What is required: Locate each line below that includes "thumbs" and reproduce it.

BEGIN

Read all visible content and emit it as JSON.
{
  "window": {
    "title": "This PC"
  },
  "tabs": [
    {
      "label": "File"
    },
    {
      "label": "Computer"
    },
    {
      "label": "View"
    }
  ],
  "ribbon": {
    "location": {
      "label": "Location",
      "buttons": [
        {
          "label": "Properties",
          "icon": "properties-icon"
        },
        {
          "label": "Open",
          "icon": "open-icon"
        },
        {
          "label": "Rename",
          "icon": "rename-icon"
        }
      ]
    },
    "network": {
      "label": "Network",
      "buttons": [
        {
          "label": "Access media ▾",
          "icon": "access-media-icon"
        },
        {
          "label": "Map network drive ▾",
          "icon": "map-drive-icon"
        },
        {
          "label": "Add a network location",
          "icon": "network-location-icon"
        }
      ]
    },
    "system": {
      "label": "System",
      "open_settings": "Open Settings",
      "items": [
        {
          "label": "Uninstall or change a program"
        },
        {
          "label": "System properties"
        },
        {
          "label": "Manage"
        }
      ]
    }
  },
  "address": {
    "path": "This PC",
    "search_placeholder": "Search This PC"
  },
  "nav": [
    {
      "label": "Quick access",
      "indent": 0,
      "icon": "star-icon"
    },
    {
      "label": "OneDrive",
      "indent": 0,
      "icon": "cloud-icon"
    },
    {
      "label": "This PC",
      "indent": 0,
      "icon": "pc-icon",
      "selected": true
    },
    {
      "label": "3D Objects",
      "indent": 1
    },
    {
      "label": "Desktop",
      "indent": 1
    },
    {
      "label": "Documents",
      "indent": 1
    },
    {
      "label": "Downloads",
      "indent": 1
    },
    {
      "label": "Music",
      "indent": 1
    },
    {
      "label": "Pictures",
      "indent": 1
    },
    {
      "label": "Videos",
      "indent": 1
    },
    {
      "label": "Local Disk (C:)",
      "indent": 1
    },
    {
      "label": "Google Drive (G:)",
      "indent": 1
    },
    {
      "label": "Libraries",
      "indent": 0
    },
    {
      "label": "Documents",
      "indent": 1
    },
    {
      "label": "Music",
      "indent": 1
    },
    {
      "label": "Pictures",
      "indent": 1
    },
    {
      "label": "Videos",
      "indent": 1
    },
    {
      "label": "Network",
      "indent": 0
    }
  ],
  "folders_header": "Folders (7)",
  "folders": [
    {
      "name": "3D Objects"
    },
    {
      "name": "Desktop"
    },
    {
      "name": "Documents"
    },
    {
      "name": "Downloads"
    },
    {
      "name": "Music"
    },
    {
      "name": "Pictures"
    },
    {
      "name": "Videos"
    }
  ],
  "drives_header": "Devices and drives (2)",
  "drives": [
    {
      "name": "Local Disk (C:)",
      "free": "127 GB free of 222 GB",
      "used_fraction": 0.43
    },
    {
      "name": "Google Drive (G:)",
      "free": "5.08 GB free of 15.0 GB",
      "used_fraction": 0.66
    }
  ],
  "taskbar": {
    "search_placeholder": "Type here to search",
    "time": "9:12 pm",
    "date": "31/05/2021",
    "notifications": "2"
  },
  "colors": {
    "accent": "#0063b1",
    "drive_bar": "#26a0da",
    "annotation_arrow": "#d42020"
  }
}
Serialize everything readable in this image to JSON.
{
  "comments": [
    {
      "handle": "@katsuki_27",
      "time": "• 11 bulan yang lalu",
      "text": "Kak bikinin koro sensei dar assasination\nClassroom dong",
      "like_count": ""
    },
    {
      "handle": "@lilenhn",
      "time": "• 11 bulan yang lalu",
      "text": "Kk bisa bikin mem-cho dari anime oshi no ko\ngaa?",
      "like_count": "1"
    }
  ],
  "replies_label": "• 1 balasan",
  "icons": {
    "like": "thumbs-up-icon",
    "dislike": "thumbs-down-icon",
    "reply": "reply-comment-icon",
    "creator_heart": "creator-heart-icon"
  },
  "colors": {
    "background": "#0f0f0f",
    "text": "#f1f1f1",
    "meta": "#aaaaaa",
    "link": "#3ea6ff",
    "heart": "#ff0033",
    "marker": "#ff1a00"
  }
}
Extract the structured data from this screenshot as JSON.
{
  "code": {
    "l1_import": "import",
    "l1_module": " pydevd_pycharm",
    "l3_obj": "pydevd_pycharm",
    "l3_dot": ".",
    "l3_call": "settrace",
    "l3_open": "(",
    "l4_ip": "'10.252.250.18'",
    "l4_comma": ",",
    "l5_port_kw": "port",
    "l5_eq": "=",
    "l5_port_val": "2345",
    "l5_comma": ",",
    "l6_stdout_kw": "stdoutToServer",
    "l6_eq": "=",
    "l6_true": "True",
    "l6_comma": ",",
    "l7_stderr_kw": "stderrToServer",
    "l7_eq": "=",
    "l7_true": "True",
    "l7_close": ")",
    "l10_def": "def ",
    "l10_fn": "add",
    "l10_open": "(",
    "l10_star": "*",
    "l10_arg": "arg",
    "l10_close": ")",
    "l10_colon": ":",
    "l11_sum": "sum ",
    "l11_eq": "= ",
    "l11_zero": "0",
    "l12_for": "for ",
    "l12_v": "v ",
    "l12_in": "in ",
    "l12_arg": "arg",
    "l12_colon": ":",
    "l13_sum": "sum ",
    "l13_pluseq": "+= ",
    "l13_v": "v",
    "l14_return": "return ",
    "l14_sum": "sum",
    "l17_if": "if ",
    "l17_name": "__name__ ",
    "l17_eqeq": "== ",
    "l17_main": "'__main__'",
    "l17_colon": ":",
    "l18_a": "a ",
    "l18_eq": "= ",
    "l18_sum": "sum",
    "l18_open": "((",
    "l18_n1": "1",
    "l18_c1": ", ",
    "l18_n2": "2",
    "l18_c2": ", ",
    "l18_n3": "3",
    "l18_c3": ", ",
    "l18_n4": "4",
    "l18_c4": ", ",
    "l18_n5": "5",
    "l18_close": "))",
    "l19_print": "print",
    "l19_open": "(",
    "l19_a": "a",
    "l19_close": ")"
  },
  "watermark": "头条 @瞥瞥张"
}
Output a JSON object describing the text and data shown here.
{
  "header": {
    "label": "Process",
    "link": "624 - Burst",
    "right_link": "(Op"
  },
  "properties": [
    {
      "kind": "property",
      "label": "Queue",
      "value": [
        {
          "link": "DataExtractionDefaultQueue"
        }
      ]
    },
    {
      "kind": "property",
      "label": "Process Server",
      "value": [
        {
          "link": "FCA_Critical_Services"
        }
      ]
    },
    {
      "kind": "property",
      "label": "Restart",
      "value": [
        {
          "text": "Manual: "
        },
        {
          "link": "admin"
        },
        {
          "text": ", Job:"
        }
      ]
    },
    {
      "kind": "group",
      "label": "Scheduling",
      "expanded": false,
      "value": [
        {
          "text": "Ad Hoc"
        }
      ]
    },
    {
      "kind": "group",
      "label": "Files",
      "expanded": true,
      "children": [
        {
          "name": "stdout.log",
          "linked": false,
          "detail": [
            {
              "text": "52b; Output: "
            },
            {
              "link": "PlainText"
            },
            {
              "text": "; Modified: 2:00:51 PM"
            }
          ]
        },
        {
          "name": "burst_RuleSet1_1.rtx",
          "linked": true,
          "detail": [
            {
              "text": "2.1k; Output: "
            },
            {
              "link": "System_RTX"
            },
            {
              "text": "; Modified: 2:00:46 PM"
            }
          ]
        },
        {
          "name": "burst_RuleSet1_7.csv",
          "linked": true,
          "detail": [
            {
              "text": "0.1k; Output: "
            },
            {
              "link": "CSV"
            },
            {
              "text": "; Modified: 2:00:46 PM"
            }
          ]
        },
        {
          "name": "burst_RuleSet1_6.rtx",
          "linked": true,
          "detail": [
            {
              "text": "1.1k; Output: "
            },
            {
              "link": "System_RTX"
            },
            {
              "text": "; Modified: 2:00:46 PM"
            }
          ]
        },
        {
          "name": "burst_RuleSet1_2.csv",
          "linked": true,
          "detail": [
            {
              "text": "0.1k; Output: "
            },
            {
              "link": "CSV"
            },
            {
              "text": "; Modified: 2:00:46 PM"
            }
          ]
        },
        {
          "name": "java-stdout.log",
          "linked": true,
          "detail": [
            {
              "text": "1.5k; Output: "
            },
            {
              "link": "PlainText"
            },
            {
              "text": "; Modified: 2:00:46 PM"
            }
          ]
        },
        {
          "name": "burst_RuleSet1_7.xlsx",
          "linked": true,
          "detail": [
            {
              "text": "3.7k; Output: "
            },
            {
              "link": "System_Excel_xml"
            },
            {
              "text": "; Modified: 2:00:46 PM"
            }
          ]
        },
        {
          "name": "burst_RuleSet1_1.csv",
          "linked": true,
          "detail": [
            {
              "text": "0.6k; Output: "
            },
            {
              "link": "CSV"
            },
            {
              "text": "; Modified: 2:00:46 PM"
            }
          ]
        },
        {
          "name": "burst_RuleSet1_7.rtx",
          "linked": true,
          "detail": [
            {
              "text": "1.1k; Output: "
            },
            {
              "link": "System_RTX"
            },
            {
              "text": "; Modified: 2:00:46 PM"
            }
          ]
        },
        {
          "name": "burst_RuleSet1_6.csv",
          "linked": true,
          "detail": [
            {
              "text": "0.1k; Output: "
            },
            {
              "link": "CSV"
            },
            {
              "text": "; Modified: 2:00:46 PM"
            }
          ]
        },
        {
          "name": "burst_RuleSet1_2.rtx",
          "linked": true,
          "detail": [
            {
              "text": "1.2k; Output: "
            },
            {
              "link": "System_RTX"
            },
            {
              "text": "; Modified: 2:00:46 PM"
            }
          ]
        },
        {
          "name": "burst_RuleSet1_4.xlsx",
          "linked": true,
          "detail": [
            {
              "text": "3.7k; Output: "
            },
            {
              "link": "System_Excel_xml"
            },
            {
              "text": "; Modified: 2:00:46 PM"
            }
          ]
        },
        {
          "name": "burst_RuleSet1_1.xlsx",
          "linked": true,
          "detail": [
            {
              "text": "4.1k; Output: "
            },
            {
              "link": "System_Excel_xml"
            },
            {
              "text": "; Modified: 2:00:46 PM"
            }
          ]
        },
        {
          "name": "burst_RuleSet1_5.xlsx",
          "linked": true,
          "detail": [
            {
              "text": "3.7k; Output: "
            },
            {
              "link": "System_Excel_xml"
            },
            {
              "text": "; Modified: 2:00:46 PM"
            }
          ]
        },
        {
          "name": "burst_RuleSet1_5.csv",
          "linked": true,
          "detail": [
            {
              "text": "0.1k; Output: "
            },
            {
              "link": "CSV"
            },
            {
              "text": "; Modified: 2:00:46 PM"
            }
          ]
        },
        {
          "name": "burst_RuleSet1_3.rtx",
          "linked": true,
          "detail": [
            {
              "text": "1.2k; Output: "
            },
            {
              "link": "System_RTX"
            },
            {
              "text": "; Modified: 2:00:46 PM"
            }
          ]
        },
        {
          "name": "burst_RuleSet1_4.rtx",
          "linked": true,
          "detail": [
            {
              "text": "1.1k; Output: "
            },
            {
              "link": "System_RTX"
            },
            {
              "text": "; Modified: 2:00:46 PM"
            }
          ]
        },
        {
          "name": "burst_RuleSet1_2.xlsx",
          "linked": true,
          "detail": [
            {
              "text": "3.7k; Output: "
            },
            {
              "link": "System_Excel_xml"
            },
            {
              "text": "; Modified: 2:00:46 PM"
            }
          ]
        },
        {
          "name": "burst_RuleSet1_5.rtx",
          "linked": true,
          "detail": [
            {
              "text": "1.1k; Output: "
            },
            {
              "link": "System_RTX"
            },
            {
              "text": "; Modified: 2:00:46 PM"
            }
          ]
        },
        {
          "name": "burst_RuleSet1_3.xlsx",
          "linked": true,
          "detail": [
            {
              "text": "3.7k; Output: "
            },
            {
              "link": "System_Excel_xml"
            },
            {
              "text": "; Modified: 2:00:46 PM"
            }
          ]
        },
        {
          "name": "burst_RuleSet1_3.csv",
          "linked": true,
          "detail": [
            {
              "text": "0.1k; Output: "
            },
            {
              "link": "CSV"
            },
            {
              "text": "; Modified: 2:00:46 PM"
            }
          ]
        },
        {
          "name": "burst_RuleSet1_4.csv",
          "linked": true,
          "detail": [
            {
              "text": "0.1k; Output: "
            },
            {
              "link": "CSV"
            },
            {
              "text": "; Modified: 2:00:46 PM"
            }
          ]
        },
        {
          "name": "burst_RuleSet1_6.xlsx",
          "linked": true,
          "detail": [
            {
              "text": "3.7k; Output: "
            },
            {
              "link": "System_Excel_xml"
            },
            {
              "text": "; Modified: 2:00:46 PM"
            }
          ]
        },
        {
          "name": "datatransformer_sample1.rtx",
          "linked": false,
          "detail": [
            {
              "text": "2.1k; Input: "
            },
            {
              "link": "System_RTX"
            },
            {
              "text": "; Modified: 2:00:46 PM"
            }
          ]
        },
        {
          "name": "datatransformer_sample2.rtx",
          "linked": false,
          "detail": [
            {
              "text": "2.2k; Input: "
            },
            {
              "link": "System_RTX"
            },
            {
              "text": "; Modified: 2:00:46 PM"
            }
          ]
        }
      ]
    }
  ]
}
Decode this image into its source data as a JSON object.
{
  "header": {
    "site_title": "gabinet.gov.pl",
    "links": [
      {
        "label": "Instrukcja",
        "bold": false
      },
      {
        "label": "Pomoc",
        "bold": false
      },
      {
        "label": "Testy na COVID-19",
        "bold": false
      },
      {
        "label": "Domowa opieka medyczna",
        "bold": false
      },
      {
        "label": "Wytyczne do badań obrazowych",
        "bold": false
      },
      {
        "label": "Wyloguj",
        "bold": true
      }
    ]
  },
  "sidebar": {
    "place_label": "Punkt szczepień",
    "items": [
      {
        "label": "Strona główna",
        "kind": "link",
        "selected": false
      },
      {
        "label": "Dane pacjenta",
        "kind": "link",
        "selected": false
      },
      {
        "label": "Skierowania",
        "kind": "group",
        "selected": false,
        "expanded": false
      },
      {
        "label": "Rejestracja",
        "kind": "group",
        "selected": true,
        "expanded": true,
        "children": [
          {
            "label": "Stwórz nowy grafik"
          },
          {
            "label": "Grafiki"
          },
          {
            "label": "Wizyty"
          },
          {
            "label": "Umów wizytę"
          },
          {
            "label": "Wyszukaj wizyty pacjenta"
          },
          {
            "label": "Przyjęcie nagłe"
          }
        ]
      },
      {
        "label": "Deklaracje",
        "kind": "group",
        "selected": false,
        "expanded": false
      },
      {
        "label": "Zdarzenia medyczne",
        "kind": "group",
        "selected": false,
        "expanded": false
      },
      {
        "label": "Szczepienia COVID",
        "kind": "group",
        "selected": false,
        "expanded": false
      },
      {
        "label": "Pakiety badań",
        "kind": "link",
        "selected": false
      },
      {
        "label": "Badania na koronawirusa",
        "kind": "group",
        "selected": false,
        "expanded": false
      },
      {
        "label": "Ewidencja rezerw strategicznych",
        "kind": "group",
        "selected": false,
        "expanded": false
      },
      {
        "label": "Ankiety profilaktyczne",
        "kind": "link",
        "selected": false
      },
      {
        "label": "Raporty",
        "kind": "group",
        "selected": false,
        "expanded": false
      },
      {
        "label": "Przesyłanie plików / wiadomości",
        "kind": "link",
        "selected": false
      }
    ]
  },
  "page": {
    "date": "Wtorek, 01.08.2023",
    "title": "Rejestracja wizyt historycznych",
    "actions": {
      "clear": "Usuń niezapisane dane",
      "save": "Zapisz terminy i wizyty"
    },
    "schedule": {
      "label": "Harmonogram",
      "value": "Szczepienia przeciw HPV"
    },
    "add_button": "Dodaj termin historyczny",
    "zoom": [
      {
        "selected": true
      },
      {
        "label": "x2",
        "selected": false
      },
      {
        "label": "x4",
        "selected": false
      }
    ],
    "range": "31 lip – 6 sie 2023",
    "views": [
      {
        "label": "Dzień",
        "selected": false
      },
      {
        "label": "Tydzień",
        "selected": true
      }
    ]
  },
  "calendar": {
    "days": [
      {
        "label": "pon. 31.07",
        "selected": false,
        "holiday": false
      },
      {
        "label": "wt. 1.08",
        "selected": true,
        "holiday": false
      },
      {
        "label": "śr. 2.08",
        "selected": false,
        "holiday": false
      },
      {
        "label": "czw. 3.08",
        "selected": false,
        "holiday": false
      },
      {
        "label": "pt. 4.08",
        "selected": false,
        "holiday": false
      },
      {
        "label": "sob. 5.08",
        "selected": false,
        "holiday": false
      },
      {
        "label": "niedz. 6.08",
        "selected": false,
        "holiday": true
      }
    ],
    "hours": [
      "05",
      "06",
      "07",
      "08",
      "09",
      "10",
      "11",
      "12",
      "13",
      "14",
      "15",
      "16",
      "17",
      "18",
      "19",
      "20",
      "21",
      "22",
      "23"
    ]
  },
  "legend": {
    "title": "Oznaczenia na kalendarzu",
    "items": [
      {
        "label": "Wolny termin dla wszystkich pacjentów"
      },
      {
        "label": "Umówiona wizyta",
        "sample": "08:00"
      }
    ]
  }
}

END

Result of this task:
    "like": "thumbs-up-icon",
    "dislike": "thumbs-down-icon",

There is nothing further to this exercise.